Lecture 1

 

INTRODUCTION

 

 

Welcome to your first lecture session for English 119.

 

Please understand that you all have very different backgrounds in reading and writing skills; therefore, my lectures may seem a bit too simplistic for some and a bit difficult for others.  If you find yourself struggling with the material for an extended period of time, please contact me, so that we can find alternatives for your coursework or facilitate dropping the course before your grade suffers and you lose your tuition fees.

 

Writing vs. Speaking

Many students in writing courses freely exclaim that they have difficulty with writing tasks:  “I hate writing papers for school.”  But, these same students are often the ones who speak openly in class and are good communicators when given the opportunity to speak.  If you are one of those people, go ahead and nod your head—no one is looking.

### [DATASET SECTION]
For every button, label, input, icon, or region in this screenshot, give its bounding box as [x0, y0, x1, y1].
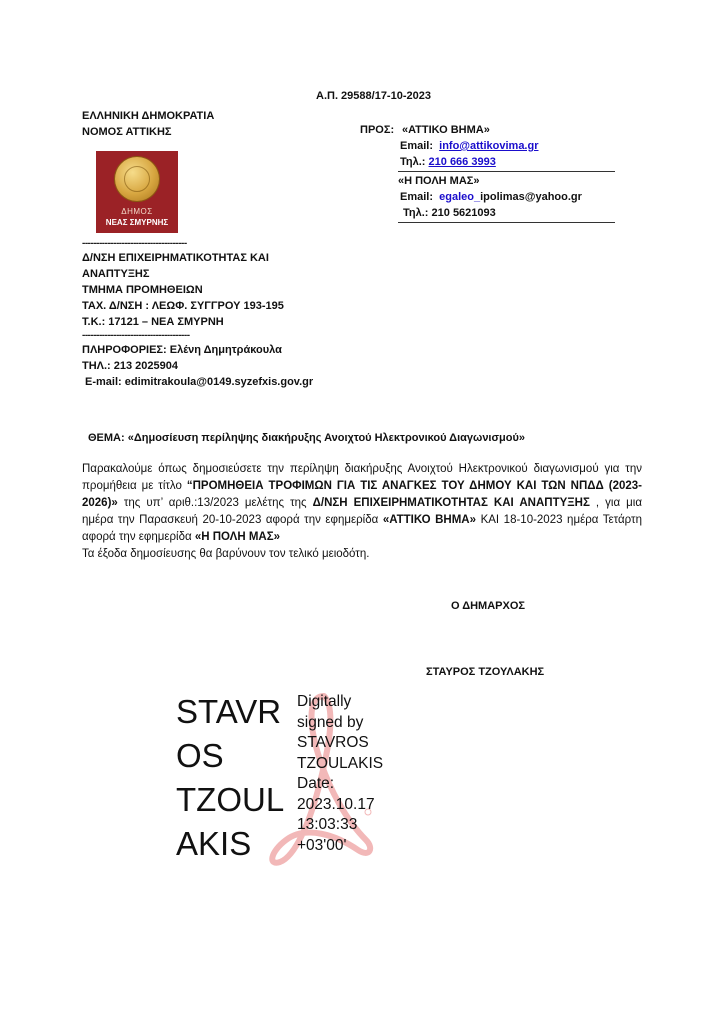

### [WHAT TO DO]
[1] Answer these about the English 119 lecture:
(a) Which course is this first lecture session for?
(b) What two things does the instructor hope to prevent by helping a struggling student drop the course in time?
(c) According to the section on writing versus speaking, what are students who dislike writing papers often good at?
[2] Output the part of the English 119 lecture from "Writing vs. Speaking" up to and including "one is looking.", copied word for word.

### [RESULTS FOR THE EXERCISE]
[1]
(a) English 119.
(b) The student's grade suffering and the student losing tuition fees.
(c) Speaking openly in class. They are good communicators when given the opportunity to speak.

[2]
Writing vs. Speaking

Many students in writing courses freely exclaim that they have difficulty with writing tasks:  “I hate writing papers for school.”  But, these same students are often the ones who speak openly in class and are good communicators when given the opportunity to speak.  If you are one of those people, go ahead and nod your head—no one is looking.